The Unsaid Words

of Rizqi Maulana

Pages

  • Home
  • About Me
  • Contact
  • Gallery
  • Writings
 


Entah apa yang membuat manusia di zaman sekarang--termasuk saya--sering dikelilingi rasa khawatir, cemas, dan takut berlebihan. Membayangkan masa depan yang tidak pasti sesering menyesali dan meratapi masa lalu yang sudah pasti tidak mungkin kembali. Apakah itu karena faktor lingkungan? Media sosial? Tekanan keluarga, kerabat, hingga masyarakat? Enak memang menyalahkan faktor luar atas ketidakwajaran yang terjadi pada diri kita. Tapi...tidak demikian yang dipercayai oleh filsafat stoa yang terangkum dalam buku Filosofi Teras karya Henry Manampiring ini.

Buku yang menjadi national best-seller ini membahas tentang pandangan filsafat stoa (stoicism) dan kaitannya dengan kehidupan kita sehari-hari. Memberikan kiat dan cara pengelolaan pikiran sehingga kita bisa lebih santai dan tidak tertekan dalam menghadapi berbagai tindakan atau kejadian yang bisa mematahkan semangat. Dengan kata lain, buku ini merupakan "panduan" agar kita bisa tenang sejak dalam pikiran.

Pendekatan saya tentang filsafat pertama kali itu ketika semester pertama perkuliahan dalam mata kuliah Filsafat Ilmu yang *uhuk* saya nggak paham sama sekali. Jiper memang kalau mendengar buku atau pembahasan tentang filsafat. Namun untungnya Filosofi Teras ini dibuat dengan bahasa yang sangat santuy dan jauh dari kesan "berat banget" seperti stereotip di luaran sana.

▶ **Informasi yang Ditampilkan**
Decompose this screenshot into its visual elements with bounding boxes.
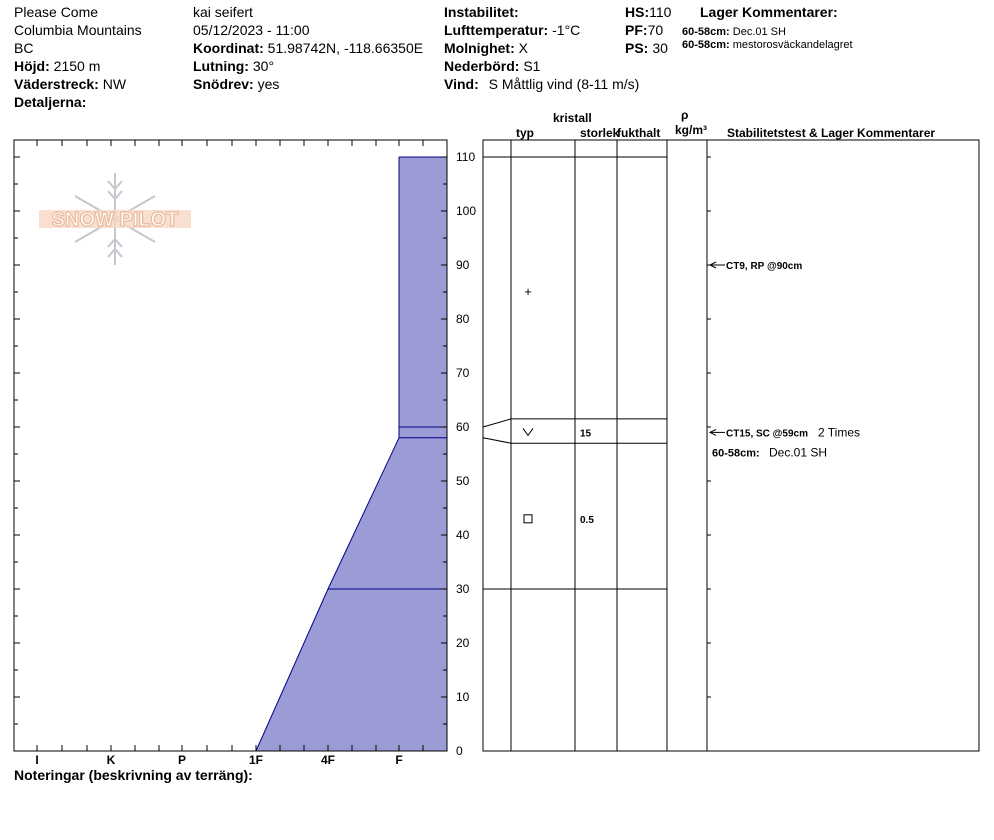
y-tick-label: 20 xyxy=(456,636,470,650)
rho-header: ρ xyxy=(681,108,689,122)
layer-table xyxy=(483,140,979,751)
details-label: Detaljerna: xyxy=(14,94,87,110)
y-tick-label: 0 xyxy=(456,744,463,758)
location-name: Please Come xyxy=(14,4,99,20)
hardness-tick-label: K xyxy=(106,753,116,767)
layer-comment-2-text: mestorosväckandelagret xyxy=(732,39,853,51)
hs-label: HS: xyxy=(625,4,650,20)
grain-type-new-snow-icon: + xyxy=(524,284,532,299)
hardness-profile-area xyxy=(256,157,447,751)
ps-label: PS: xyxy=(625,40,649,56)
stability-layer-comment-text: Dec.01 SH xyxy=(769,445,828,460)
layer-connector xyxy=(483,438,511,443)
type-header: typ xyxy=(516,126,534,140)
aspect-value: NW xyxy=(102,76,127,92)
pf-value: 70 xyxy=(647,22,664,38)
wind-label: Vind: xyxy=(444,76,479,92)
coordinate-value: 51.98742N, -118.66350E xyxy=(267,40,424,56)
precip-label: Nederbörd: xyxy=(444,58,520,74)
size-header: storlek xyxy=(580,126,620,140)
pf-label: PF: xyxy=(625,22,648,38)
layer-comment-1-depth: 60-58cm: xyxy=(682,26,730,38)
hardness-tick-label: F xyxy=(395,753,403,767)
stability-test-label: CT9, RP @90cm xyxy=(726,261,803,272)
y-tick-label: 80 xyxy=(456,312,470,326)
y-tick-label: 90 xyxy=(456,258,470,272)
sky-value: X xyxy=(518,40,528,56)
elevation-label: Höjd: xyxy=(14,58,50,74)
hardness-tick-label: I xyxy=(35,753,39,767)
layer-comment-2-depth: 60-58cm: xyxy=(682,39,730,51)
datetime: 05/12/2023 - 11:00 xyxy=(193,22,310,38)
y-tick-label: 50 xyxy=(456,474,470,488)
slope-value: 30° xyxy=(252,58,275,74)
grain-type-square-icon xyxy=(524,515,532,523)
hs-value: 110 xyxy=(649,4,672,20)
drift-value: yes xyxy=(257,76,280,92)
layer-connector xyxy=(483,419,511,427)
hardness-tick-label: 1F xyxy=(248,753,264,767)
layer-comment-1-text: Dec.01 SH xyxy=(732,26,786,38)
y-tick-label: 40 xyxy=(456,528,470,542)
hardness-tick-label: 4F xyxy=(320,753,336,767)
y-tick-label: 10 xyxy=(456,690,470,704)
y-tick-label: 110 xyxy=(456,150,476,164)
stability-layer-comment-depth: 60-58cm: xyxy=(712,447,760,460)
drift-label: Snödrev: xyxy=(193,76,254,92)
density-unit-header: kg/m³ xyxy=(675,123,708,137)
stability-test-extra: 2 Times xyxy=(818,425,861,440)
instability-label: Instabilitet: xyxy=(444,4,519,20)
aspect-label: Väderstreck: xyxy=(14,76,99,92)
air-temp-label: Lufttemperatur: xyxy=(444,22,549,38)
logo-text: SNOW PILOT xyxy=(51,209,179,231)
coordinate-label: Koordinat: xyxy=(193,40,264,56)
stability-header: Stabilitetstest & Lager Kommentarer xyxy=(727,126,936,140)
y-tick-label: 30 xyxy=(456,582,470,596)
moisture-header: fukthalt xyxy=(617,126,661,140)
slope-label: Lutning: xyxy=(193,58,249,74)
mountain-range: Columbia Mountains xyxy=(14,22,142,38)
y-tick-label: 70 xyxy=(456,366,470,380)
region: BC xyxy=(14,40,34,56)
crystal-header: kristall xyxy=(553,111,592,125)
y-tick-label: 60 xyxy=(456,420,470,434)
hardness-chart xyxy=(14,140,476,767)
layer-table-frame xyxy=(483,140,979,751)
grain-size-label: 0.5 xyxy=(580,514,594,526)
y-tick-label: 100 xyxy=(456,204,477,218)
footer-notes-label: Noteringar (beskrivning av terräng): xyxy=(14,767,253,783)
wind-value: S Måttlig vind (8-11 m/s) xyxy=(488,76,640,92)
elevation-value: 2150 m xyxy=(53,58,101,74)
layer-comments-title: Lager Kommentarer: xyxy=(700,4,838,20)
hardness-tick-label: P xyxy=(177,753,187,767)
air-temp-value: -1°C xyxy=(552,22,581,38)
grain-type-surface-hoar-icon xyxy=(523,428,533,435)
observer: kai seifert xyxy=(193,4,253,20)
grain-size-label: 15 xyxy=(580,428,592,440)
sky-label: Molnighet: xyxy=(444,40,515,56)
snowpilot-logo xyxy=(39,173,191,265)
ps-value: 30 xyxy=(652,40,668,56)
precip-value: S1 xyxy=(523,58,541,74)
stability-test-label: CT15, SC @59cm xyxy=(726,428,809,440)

▶ **Soal Latihan**
A – Menurut kutipan, siapa penulis buku Filosofi Teras?
B – Salinlah persis baris-baris pada daftar, mulai dari baris yang memuat "y-tick-label: 20 xyxy=(456,636,470,650)" sampai baris yang memuat "datetime: 05/12/2023 - 11:00", termasuk kedua baris tersebut.

▶ **Jawaban Tiap Soal**
A – Henry Manampiring.

B –
y-tick-label: 20 xyxy=(456,636,470,650)
rho-header: ρ xyxy=(681,108,689,122)
layer-table xyxy=(483,140,979,751)
details-label: Detaljerna: xyxy=(14,94,87,110)
y-tick-label: 0 xyxy=(456,744,463,758)
location-name: Please Come xyxy=(14,4,99,20)
hardness-tick-label: K xyxy=(106,753,116,767)
layer-comment-2-text: mestorosväckandelagret xyxy=(732,39,853,51)
hs-label: HS: xyxy=(625,4,650,20)
grain-type-new-snow-icon: + xyxy=(524,284,532,299)
hardness-profile-area xyxy=(256,157,447,751)
ps-label: PS: xyxy=(625,40,649,56)
stability-layer-comment-text: Dec.01 SH xyxy=(769,445,828,460)
layer-connector xyxy=(483,438,511,443)
type-header: typ xyxy=(516,126,534,140)
aspect-value: NW xyxy=(102,76,127,92)
pf-value: 70 xyxy=(647,22,664,38)
wind-label: Vind: xyxy=(444,76,479,92)
coordinate-value: 51.98742N, -118.66350E xyxy=(267,40,424,56)
precip-label: Nederbörd: xyxy=(444,58,520,74)
size-header: storlek xyxy=(580,126,620,140)
pf-label: PF: xyxy=(625,22,648,38)
layer-comment-1-depth: 60-58cm: xyxy=(682,26,730,38)
hardness-tick-label: F xyxy=(395,753,403,767)
stability-test-label: CT9, RP @90cm xyxy=(726,261,803,272)
y-tick-label: 80 xyxy=(456,312,470,326)
y-tick-label: 90 xyxy=(456,258,470,272)
sky-value: X xyxy=(518,40,528,56)
elevation-label: Höjd: xyxy=(14,58,50,74)
hardness-tick-label: I xyxy=(35,753,39,767)
layer-comment-2-depth: 60-58cm: xyxy=(682,39,730,51)
datetime: 05/12/2023 - 11:00 xyxy=(193,22,310,38)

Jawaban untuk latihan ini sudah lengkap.